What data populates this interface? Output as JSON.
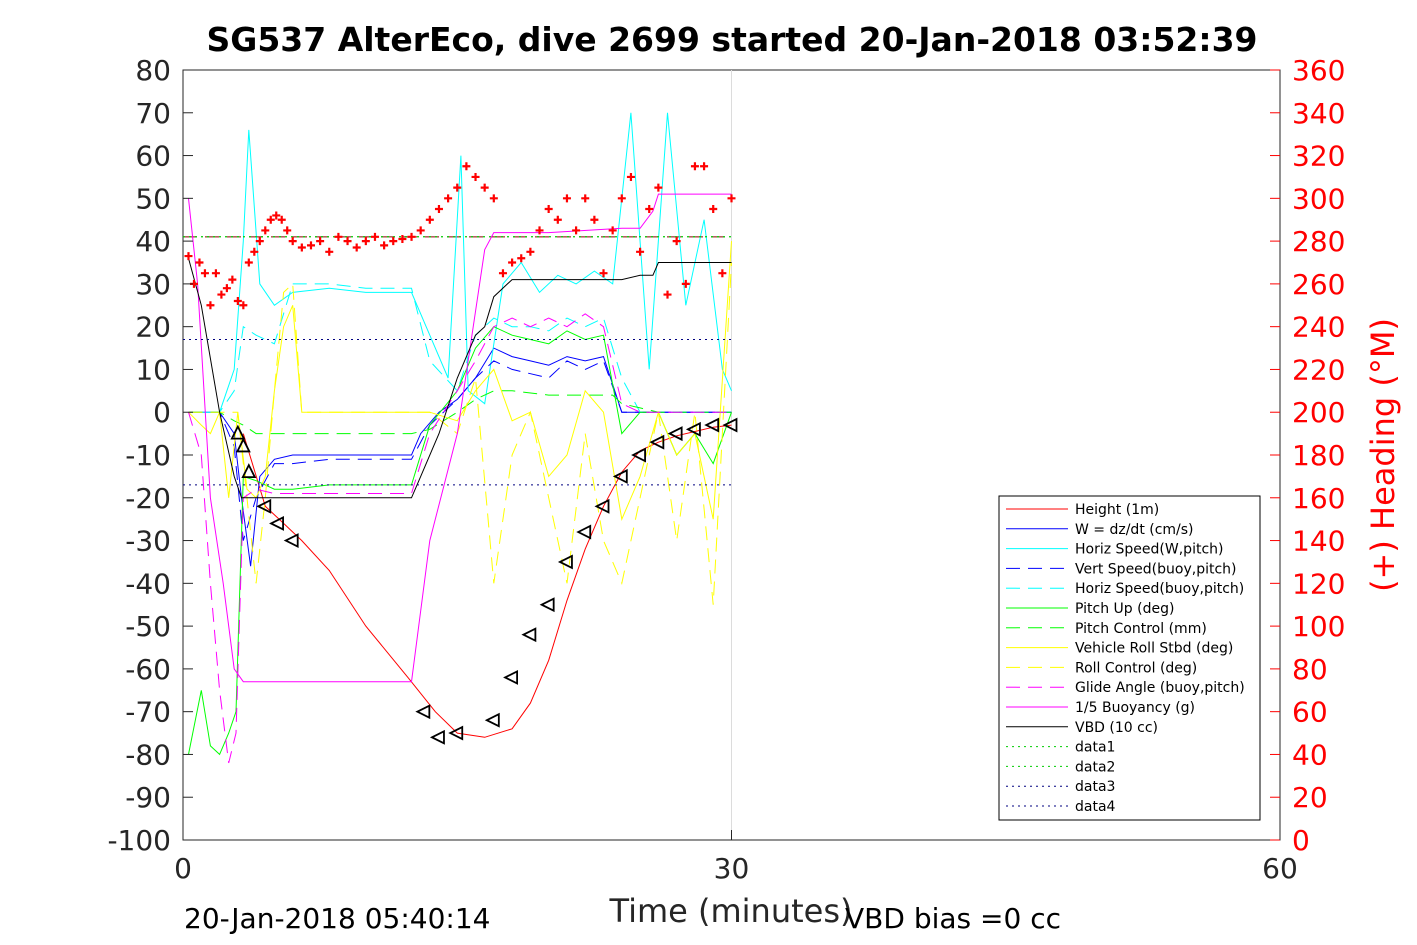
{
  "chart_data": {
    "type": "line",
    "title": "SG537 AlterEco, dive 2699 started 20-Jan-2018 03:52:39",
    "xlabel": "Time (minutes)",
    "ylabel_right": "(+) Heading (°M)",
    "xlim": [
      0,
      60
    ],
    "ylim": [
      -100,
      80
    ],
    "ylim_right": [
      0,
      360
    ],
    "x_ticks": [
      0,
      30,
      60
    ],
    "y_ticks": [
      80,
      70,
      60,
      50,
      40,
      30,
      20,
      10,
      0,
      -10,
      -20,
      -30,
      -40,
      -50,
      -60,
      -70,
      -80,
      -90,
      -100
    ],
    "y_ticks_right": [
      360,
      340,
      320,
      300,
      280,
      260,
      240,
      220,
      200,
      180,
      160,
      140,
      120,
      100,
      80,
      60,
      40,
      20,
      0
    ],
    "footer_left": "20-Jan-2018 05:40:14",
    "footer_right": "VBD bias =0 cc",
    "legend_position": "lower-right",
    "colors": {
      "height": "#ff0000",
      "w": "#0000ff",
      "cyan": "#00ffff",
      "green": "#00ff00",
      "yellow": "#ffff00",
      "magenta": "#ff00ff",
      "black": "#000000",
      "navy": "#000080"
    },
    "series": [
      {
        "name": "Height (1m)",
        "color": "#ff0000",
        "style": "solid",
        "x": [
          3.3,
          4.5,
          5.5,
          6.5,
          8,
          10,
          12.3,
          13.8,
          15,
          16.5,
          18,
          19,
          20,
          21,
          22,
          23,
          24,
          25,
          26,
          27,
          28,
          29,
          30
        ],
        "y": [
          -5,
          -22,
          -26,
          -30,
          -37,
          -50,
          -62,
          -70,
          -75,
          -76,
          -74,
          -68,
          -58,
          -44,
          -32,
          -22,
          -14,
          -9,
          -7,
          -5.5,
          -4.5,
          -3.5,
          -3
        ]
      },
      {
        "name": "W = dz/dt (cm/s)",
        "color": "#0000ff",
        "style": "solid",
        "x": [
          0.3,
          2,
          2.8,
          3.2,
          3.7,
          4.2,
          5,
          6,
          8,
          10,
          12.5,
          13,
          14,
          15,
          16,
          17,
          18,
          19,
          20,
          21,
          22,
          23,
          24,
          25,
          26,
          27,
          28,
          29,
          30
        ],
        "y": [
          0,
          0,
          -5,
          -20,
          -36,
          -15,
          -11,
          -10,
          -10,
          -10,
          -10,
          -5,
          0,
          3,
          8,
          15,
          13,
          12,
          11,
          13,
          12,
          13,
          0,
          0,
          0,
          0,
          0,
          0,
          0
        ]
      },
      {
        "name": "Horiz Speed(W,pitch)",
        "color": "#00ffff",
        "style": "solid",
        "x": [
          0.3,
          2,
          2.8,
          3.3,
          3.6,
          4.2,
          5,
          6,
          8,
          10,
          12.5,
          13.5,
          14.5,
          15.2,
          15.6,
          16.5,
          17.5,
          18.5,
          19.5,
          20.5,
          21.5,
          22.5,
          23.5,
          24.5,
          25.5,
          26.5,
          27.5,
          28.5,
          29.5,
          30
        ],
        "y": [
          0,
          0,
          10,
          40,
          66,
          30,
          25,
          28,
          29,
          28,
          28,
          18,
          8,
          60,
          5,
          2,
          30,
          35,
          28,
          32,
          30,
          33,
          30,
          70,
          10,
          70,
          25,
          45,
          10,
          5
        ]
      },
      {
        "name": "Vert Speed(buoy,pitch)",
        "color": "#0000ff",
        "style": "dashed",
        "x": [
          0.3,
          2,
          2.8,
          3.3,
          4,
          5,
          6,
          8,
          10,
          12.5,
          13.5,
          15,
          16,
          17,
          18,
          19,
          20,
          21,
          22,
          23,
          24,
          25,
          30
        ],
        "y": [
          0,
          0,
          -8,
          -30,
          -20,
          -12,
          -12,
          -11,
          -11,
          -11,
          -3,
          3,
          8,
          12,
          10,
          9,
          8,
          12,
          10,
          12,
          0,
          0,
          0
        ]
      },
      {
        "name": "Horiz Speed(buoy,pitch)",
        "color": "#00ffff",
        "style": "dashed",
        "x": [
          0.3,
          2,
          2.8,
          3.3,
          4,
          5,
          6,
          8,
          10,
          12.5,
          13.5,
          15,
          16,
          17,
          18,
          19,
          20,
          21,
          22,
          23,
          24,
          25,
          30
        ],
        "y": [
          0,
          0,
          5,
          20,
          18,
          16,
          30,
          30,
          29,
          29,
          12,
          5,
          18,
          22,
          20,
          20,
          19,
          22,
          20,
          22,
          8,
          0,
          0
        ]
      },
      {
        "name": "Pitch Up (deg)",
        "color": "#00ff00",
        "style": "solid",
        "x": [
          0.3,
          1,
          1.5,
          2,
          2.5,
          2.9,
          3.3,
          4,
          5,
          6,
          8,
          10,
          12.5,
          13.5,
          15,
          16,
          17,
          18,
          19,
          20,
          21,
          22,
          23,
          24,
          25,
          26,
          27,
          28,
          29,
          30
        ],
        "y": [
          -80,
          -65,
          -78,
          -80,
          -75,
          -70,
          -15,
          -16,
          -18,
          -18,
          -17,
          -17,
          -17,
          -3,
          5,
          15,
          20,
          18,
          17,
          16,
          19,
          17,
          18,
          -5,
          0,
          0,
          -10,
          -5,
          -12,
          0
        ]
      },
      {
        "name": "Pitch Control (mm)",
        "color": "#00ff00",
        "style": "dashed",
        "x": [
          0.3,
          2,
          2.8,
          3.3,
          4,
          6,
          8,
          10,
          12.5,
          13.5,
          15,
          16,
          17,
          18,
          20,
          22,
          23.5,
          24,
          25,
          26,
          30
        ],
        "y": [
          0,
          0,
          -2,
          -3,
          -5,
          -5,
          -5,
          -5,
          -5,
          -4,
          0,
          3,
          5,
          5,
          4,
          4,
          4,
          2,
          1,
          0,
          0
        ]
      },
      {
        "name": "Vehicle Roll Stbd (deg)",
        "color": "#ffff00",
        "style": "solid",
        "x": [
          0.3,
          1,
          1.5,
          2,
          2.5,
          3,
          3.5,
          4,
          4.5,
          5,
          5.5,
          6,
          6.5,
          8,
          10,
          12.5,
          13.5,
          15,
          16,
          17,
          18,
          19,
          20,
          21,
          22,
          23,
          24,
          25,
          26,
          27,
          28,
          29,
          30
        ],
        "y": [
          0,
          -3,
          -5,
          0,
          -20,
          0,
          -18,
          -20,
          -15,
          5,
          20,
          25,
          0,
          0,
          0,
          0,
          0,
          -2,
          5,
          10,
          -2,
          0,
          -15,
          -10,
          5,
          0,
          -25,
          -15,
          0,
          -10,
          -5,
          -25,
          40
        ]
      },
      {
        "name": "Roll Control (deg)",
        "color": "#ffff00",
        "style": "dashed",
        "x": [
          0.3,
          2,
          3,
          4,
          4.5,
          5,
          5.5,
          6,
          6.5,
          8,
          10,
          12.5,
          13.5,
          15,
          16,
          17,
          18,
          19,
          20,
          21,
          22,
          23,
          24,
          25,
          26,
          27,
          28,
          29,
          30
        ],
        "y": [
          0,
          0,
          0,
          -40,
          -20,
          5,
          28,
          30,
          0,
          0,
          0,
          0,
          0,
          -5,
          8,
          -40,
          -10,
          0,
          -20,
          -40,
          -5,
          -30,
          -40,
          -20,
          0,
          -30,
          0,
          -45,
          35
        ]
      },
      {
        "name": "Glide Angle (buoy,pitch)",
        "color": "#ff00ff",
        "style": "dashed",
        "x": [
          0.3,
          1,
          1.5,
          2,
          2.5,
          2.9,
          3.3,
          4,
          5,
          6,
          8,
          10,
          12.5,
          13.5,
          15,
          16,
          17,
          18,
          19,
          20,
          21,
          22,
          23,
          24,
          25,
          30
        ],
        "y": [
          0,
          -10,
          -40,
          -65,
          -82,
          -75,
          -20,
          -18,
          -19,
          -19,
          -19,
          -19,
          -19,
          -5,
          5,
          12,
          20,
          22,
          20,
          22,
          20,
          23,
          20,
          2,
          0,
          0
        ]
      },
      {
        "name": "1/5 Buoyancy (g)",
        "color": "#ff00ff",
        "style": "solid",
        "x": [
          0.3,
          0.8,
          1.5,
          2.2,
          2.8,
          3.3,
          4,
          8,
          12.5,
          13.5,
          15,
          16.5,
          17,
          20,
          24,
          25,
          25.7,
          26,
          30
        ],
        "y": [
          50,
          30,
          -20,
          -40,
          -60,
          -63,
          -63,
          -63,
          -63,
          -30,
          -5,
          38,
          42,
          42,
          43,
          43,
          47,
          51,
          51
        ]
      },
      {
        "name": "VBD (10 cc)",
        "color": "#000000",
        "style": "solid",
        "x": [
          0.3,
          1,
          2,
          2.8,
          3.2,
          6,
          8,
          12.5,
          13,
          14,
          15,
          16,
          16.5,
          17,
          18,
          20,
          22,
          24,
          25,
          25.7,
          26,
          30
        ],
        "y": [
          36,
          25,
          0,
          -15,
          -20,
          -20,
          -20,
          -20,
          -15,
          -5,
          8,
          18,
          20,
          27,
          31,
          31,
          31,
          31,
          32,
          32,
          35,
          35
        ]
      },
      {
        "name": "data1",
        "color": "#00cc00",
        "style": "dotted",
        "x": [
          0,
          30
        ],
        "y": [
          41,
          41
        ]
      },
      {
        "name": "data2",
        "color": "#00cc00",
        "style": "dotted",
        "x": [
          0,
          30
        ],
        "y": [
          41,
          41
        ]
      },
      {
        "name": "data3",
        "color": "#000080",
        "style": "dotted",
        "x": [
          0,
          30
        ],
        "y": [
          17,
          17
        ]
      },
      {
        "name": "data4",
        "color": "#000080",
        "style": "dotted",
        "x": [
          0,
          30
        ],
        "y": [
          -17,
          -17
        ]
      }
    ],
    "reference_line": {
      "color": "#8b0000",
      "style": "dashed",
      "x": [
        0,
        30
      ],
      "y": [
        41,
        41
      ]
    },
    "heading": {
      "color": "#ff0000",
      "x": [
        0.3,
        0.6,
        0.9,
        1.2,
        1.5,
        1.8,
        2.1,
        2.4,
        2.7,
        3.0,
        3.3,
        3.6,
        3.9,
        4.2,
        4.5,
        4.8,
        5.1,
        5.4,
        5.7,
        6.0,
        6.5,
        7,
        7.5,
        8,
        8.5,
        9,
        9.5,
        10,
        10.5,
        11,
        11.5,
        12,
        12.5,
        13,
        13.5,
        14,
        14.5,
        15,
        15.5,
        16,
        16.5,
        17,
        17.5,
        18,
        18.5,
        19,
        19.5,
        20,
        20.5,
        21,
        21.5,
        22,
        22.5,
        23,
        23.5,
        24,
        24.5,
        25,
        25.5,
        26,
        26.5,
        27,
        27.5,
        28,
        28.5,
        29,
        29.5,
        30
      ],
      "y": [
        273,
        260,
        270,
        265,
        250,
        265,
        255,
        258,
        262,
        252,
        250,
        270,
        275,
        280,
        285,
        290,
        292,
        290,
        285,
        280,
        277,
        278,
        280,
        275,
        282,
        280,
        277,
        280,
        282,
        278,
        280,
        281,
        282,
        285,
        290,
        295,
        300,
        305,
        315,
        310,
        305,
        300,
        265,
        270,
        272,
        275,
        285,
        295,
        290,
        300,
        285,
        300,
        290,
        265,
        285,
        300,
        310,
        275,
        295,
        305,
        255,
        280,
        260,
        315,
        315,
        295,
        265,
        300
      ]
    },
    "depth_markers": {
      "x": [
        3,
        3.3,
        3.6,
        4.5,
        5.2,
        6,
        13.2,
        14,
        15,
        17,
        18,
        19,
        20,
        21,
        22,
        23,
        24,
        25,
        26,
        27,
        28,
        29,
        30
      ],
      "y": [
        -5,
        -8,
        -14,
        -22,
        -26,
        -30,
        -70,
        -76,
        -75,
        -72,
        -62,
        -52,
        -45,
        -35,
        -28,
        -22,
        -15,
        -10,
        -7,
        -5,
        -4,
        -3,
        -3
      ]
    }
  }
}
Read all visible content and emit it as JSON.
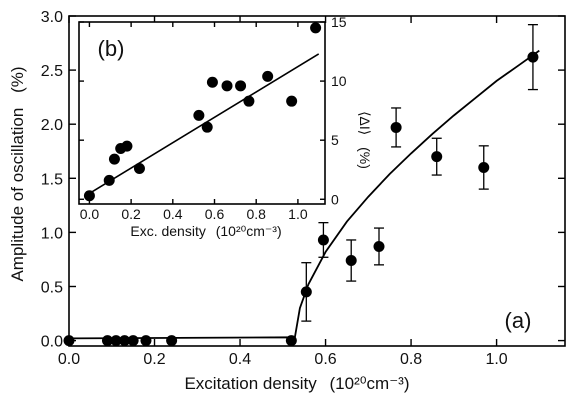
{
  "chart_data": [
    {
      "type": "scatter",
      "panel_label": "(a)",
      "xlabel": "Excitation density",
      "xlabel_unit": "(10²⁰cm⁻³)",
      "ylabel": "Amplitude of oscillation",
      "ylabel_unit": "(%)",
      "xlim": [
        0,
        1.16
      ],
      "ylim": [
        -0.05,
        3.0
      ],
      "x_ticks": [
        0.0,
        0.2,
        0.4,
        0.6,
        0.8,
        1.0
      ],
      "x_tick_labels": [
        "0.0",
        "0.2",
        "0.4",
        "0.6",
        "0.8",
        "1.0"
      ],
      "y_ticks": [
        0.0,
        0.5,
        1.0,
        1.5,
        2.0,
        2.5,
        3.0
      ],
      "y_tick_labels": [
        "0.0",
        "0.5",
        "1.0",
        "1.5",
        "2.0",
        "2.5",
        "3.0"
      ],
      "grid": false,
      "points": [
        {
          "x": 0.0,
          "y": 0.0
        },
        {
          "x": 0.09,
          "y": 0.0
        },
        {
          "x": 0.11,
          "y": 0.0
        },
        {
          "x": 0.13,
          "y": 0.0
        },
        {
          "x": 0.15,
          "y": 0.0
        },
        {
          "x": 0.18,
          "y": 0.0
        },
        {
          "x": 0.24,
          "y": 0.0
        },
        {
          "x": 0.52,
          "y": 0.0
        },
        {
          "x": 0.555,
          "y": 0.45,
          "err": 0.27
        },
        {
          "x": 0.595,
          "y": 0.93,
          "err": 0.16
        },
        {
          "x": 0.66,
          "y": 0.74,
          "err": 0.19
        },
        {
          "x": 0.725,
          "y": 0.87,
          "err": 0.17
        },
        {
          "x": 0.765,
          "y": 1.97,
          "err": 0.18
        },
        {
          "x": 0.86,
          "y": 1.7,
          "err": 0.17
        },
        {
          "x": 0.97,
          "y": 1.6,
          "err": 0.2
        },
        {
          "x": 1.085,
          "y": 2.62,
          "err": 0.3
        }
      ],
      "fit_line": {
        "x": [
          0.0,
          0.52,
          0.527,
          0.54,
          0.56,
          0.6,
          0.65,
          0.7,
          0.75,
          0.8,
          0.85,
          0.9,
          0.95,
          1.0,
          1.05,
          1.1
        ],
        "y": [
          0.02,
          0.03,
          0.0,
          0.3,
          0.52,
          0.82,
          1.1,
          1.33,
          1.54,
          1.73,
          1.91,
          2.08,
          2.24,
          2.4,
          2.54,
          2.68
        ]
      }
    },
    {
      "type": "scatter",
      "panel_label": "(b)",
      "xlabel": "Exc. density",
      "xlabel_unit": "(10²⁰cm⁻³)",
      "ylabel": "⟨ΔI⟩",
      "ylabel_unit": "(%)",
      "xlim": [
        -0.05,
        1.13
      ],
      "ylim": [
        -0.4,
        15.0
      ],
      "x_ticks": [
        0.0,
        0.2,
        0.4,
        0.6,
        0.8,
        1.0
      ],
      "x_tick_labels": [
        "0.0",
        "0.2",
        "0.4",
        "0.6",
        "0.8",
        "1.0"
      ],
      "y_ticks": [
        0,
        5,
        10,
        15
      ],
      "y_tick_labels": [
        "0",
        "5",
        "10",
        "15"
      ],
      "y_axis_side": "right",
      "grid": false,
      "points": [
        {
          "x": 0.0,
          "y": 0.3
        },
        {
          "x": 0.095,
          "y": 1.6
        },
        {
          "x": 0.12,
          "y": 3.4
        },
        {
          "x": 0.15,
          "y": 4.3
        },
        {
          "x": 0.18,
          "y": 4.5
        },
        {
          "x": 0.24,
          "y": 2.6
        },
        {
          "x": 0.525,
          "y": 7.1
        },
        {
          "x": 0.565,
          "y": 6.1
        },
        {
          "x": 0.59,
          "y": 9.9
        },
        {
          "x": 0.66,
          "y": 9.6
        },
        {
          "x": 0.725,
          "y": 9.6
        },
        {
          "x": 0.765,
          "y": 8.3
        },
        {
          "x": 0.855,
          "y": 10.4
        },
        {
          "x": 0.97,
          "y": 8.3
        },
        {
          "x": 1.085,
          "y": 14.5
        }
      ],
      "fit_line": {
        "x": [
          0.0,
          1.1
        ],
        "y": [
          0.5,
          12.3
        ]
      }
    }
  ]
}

§ **Goal**
Copy all lines above containing the string "JSON".

§ **The result**
What data populates this interface? Output as JSON.
Read all visible content and emit it as JSON.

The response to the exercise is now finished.